▸ **Task requirements**: What is the number of lines containing the word "Mudi"? Give that number alone.

▸ **Given data**:
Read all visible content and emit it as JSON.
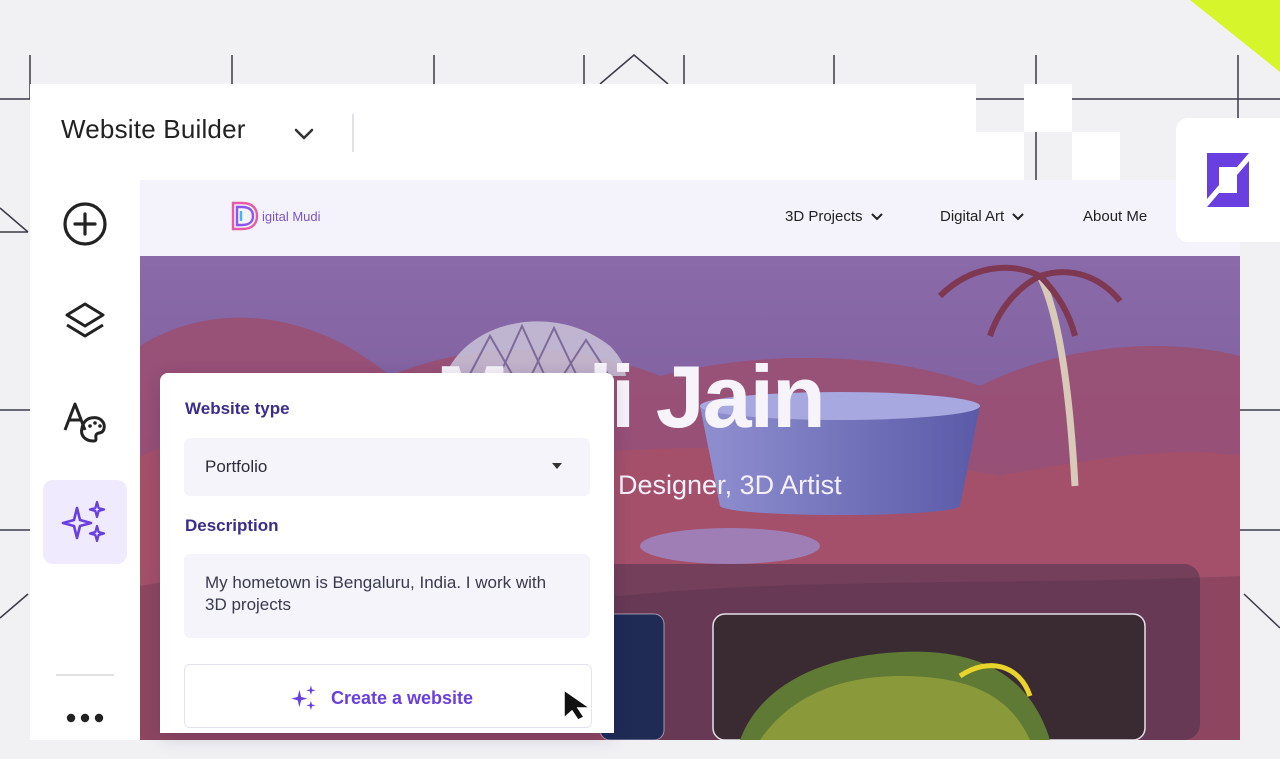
{
  "builder": {
    "title": "Website Builder",
    "sidebar": [
      {
        "name": "add",
        "icon": "plus-circle-icon"
      },
      {
        "name": "layers",
        "icon": "layers-icon"
      },
      {
        "name": "theme",
        "icon": "typography-palette-icon"
      },
      {
        "name": "ai",
        "icon": "sparkles-icon",
        "active": true
      },
      {
        "name": "more",
        "icon": "more-dots-icon"
      }
    ]
  },
  "site": {
    "logo_text": "igital Mudi",
    "nav": [
      {
        "label": "3D Projects",
        "has_dropdown": true
      },
      {
        "label": "Digital Art",
        "has_dropdown": true
      },
      {
        "label": "About Me",
        "has_dropdown": false
      }
    ],
    "hero": {
      "name": "Mudi Jain",
      "role": "Designer, 3D Artist"
    }
  },
  "panel": {
    "website_type_label": "Website type",
    "website_type_value": "Portfolio",
    "description_label": "Description",
    "description_value": "My hometown is Bengaluru, India. I work with 3D projects",
    "cta_label": "Create a website"
  },
  "colors": {
    "accent": "#6a3fe0",
    "label": "#3d2d8a",
    "lime": "#d7f52b",
    "active_bg": "#efeafd"
  }
}
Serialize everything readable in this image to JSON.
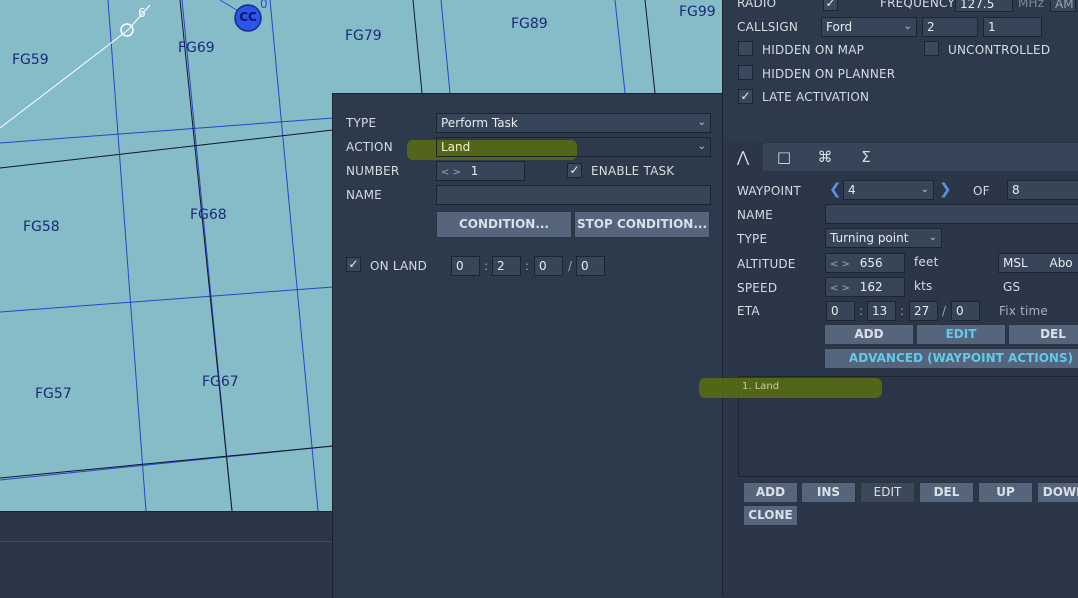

▸ **Output of the exercise**: 2